Task statement:
Copy each line below without leaving any out.

Records shown:
——————————

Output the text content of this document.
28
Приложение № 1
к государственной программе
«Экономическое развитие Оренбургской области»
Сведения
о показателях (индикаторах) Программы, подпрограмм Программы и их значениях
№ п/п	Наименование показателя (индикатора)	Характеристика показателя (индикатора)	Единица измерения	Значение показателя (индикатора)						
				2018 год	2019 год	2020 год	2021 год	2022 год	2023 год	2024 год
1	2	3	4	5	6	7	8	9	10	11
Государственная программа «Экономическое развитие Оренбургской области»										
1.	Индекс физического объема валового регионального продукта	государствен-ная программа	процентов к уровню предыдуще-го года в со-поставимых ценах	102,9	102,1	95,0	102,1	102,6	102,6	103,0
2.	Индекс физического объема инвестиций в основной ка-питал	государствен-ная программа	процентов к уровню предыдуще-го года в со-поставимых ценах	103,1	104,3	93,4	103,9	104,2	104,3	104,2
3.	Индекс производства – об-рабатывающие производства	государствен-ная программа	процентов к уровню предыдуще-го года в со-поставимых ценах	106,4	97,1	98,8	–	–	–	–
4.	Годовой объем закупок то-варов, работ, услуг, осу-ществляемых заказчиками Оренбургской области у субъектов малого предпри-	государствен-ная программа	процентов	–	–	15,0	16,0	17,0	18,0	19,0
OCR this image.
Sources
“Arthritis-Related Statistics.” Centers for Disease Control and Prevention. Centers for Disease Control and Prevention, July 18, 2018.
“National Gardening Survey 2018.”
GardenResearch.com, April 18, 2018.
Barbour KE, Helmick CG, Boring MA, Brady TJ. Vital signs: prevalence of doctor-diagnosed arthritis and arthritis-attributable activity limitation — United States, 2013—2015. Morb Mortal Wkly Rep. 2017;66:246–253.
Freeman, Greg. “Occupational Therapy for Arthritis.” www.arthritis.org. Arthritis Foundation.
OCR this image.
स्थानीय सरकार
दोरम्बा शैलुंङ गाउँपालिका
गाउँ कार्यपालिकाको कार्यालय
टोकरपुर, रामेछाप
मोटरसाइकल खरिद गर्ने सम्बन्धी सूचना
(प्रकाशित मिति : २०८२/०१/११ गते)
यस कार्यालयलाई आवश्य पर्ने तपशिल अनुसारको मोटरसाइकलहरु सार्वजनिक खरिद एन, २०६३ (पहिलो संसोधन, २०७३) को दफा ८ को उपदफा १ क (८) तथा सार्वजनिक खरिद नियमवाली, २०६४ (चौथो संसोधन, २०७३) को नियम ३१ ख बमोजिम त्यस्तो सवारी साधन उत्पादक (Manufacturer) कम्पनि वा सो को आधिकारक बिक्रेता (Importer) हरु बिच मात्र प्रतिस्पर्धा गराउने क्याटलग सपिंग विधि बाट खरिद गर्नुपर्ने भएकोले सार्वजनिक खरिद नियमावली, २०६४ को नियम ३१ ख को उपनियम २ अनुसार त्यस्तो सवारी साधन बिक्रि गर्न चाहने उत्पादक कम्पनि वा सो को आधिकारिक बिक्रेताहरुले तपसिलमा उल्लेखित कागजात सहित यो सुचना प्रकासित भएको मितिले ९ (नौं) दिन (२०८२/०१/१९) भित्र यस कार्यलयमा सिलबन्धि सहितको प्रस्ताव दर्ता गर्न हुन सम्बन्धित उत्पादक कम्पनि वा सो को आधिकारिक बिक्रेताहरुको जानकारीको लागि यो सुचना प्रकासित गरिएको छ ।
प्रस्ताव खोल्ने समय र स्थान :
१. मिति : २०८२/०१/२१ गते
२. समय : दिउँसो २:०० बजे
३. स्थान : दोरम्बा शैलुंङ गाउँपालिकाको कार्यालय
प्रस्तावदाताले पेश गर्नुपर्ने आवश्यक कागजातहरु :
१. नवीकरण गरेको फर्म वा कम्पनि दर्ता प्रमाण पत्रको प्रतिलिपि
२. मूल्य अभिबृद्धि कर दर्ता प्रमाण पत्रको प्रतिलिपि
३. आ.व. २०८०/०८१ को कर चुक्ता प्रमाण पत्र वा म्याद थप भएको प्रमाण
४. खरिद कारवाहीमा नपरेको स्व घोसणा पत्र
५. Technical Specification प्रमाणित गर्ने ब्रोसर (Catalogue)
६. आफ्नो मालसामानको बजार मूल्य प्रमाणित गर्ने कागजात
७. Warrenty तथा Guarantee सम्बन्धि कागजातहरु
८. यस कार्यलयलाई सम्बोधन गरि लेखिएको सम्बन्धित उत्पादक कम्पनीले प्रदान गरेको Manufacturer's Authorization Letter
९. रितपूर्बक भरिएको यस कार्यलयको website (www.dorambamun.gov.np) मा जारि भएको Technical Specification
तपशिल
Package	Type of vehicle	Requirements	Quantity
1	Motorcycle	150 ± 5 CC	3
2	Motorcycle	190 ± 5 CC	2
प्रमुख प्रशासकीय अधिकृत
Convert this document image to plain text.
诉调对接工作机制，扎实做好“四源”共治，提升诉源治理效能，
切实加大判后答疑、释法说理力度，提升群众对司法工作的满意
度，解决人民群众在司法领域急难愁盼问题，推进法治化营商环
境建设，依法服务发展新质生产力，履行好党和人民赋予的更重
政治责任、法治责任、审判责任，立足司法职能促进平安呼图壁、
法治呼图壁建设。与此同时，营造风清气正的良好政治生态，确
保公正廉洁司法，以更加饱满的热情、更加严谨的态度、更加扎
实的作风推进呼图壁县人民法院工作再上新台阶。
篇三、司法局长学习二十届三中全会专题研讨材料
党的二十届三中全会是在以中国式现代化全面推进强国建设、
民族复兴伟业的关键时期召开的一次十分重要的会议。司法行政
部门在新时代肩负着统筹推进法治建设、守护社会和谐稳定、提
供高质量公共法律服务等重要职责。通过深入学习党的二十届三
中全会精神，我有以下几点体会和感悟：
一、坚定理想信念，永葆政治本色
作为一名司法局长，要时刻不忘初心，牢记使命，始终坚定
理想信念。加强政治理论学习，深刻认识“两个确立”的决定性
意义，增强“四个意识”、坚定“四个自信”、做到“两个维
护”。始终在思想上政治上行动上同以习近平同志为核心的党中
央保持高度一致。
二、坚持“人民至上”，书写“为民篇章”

——————————

Written answer:
Output the text content of this document.
28
Приложение № 1
к государственной программе
«Экономическое развитие Оренбургской области»
Сведения
о показателях (индикаторах) Программы, подпрограмм Программы и их значениях
№ п/п	Наименование показателя (индикатора)	Характеристика показателя (индикатора)	Единица измерения	Значение показателя (индикатора)						
				2018 год	2019 год	2020 год	2021 год	2022 год	2023 год	2024 год
1	2	3	4	5	6	7	8	9	10	11
Государственная программа «Экономическое развитие Оренбургской области»										
1.	Индекс физического объема валового регионального продукта	государствен-ная программа	процентов к уровню предыдуще-го года в со-поставимых ценах	102,9	102,1	95,0	102,1	102,6	102,6	103,0
2.	Индекс физического объема инвестиций в основной ка-питал	государствен-ная программа	процентов к уровню предыдуще-го года в со-поставимых ценах	103,1	104,3	93,4	103,9	104,2	104,3	104,2
3.	Индекс производства – об-рабатывающие производства	государствен-ная программа	процентов к уровню предыдуще-го года в со-поставимых ценах	106,4	97,1	98,8	–	–	–	–
4.	Годовой объем закупок то-варов, работ, услуг, осу-ществляемых заказчиками Оренбургской области у субъектов малого предпри-	государствен-ная программа	процентов	–	–	15,0	16,0	17,0	18,0	19,0
OCR this image.
Sources
“Arthritis-Related Statistics.” Centers for Disease Control and Prevention. Centers for Disease Control and Prevention, July 18, 2018.
“National Gardening Survey 2018.”
GardenResearch.com, April 18, 2018.
Barbour KE, Helmick CG, Boring MA, Brady TJ. Vital signs: prevalence of doctor-diagnosed arthritis and arthritis-attributable activity limitation — United States, 2013—2015. Morb Mortal Wkly Rep. 2017;66:246–253.
Freeman, Greg. “Occupational Therapy for Arthritis.” www.arthritis.org. Arthritis Foundation.
OCR this image.
स्थानीय सरकार
दोरम्बा शैलुंङ गाउँपालिका
गाउँ कार्यपालिकाको कार्यालय
टोकरपुर, रामेछाप
मोटरसाइकल खरिद गर्ने सम्बन्धी सूचना
(प्रकाशित मिति : २०८२/०१/११ गते)
यस कार्यालयलाई आवश्य पर्ने तपशिल अनुसारको मोटरसाइकलहरु सार्वजनिक खरिद एन, २०६३ (पहिलो संसोधन, २०७३) को दफा ८ को उपदफा १ क (८) तथा सार्वजनिक खरिद नियमवाली, २०६४ (चौथो संसोधन, २०७३) को नियम ३१ ख बमोजिम त्यस्तो सवारी साधन उत्पादक (Manufacturer) कम्पनि वा सो को आधिकारक बिक्रेता (Importer) हरु बिच मात्र प्रतिस्पर्धा गराउने क्याटलग सपिंग विधि बाट खरिद गर्नुपर्ने भएकोले सार्वजनिक खरिद नियमावली, २०६४ को नियम ३१ ख को उपनियम २ अनुसार त्यस्तो सवारी साधन बिक्रि गर्न चाहने उत्पादक कम्पनि वा सो को आधिकारिक बिक्रेताहरुले तपसिलमा उल्लेखित कागजात सहित यो सुचना प्रकासित भएको मितिले ९ (नौं) दिन (२०८२/०१/१९) भित्र यस कार्यलयमा सिलबन्धि सहितको प्रस्ताव दर्ता गर्न हुन सम्बन्धित उत्पादक कम्पनि वा सो को आधिकारिक बिक्रेताहरुको जानकारीको लागि यो सुचना प्रकासित गरिएको छ ।
प्रस्ताव खोल्ने समय र स्थान :
१. मिति : २०८२/०१/२१ गते
२. समय : दिउँसो २:०० बजे
३. स्थान : दोरम्बा शैलुंङ गाउँपालिकाको कार्यालय
प्रस्तावदाताले पेश गर्नुपर्ने आवश्यक कागजातहरु :
१. नवीकरण गरेको फर्म वा कम्पनि दर्ता प्रमाण पत्रको प्रतिलिपि
२. मूल्य अभिबृद्धि कर दर्ता प्रमाण पत्रको प्रतिलिपि
३. आ.व. २०८०/०८१ को कर चुक्ता प्रमाण पत्र वा म्याद थप भएको प्रमाण
४. खरिद कारवाहीमा नपरेको स्व घोसणा पत्र
५. Technical Specification प्रमाणित गर्ने ब्रोसर (Catalogue)
६. आफ्नो मालसामानको बजार मूल्य प्रमाणित गर्ने कागजात
७. Warrenty तथा Guarantee सम्बन्धि कागजातहरु
८. यस कार्यलयलाई सम्बोधन गरि लेखिएको सम्बन्धित उत्पादक कम्पनीले प्रदान गरेको Manufacturer's Authorization Letter
९. रितपूर्बक भरिएको यस कार्यलयको website (www.dorambamun.gov.np) मा जारि भएको Technical Specification
तपशिल
Package	Type of vehicle	Requirements	Quantity
1	Motorcycle	150 ± 5 CC	3
2	Motorcycle	190 ± 5 CC	2
प्रमुख प्रशासकीय अधिकृत
Convert this document image to plain text.
诉调对接工作机制，扎实做好“四源”共治，提升诉源治理效能，
切实加大判后答疑、释法说理力度，提升群众对司法工作的满意
度，解决人民群众在司法领域急难愁盼问题，推进法治化营商环
境建设，依法服务发展新质生产力，履行好党和人民赋予的更重
政治责任、法治责任、审判责任，立足司法职能促进平安呼图壁、
法治呼图壁建设。与此同时，营造风清气正的良好政治生态，确
保公正廉洁司法，以更加饱满的热情、更加严谨的态度、更加扎
实的作风推进呼图壁县人民法院工作再上新台阶。
篇三、司法局长学习二十届三中全会专题研讨材料
党的二十届三中全会是在以中国式现代化全面推进强国建设、
民族复兴伟业的关键时期召开的一次十分重要的会议。司法行政
部门在新时代肩负着统筹推进法治建设、守护社会和谐稳定、提
供高质量公共法律服务等重要职责。通过深入学习党的二十届三
中全会精神，我有以下几点体会和感悟：
一、坚定理想信念，永葆政治本色
作为一名司法局长，要时刻不忘初心，牢记使命，始终坚定
理想信念。加强政治理论学习，深刻认识“两个确立”的决定性
意义，增强“四个意识”、坚定“四个自信”、做到“两个维
护”。始终在思想上政治上行动上同以习近平同志为核心的党中
央保持高度一致。
二、坚持“人民至上”，书写“为民篇章”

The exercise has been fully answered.